REQUEST:
Copy out each line containing "this" from the entries below.

AVAILABLE DATA:
┌──

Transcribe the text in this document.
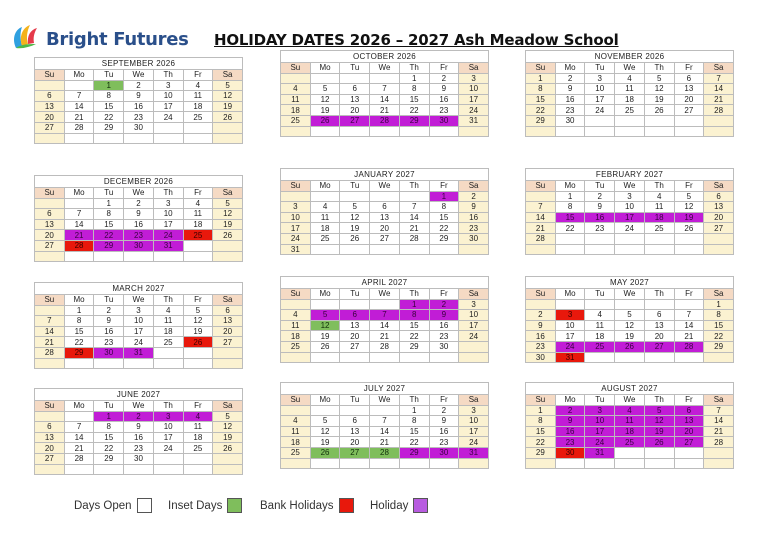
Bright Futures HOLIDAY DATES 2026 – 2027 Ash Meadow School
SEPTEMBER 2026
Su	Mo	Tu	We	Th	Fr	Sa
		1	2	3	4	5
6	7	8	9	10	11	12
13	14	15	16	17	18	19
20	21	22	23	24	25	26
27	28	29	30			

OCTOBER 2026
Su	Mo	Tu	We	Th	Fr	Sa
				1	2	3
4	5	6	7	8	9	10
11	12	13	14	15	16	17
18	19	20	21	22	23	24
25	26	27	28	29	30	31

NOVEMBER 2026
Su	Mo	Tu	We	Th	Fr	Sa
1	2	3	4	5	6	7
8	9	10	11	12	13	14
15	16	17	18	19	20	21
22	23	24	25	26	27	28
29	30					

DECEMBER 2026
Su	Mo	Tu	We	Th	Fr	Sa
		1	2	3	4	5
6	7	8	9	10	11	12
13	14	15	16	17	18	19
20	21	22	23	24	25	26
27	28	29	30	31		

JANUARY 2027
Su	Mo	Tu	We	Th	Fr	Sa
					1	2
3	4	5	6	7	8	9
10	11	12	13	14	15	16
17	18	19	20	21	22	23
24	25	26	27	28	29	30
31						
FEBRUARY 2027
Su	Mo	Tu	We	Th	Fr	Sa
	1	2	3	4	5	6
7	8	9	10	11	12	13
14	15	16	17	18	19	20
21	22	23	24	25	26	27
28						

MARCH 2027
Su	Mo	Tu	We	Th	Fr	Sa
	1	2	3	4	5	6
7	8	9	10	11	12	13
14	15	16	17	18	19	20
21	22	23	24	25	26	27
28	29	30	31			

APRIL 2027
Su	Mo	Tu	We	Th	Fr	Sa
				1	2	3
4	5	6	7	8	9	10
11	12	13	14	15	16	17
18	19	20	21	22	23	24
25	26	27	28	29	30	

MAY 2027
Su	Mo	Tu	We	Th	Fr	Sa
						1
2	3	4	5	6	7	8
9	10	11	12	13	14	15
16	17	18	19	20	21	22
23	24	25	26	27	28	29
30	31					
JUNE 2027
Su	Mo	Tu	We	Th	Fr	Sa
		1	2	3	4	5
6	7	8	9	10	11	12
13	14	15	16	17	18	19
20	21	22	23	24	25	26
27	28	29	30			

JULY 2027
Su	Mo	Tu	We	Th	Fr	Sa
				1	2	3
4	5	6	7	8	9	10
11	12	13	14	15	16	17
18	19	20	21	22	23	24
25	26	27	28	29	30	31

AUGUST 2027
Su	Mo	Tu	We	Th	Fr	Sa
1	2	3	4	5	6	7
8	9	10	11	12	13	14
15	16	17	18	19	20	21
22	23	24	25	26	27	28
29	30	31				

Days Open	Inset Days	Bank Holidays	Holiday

└──
┌──

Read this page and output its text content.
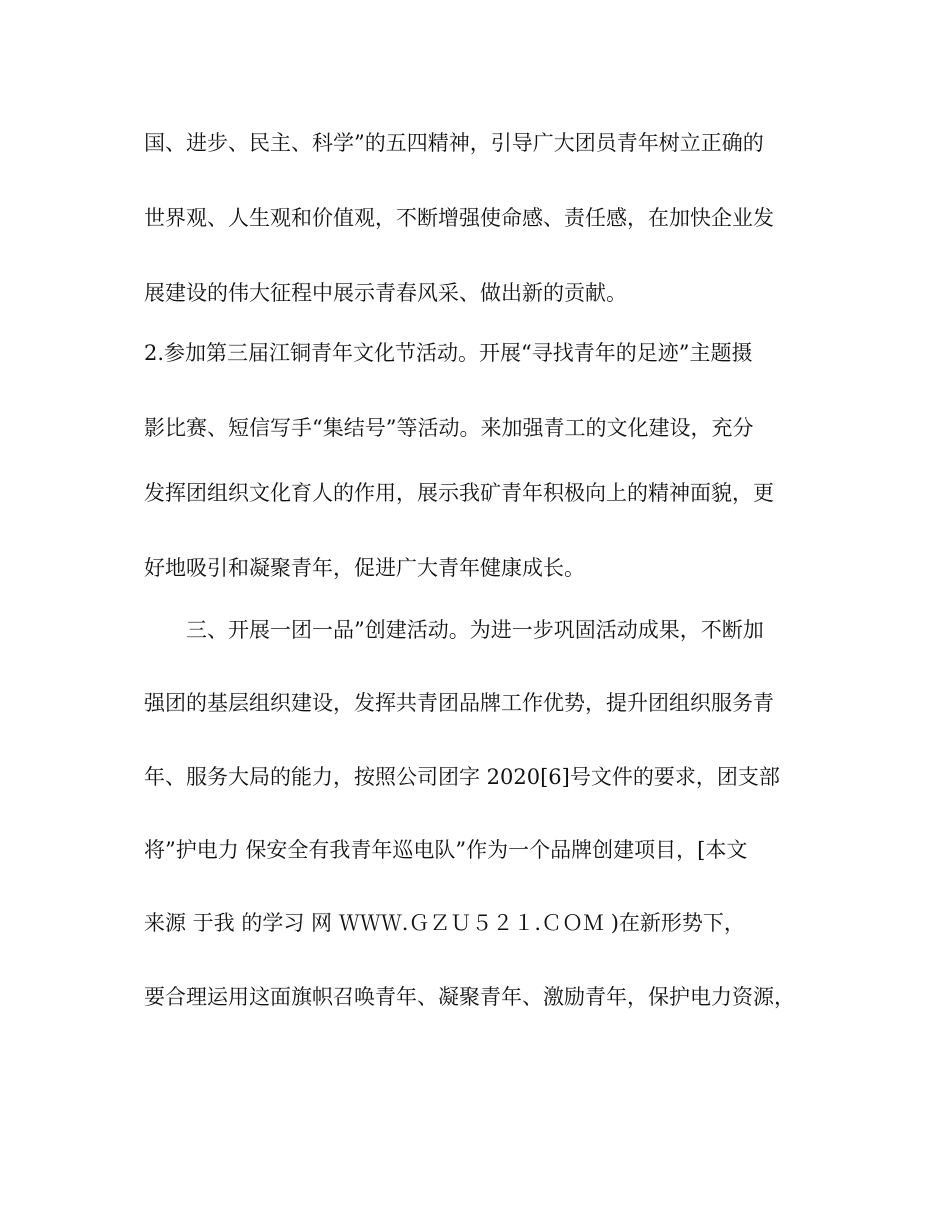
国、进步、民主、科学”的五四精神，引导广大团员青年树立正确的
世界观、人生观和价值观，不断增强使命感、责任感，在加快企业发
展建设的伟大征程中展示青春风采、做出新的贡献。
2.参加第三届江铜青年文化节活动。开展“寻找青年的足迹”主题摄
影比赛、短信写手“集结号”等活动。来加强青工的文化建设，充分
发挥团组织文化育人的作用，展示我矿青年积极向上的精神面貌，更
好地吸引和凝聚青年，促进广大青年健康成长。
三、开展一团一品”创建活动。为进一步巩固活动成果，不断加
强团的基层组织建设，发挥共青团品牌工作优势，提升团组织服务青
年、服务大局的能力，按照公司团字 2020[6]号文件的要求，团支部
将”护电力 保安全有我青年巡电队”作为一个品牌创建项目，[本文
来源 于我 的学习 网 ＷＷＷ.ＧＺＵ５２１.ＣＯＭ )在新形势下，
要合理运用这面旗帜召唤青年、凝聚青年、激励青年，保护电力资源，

└──

RESPONSE:
Transcribe the text in this document.
Read this page and output its text content.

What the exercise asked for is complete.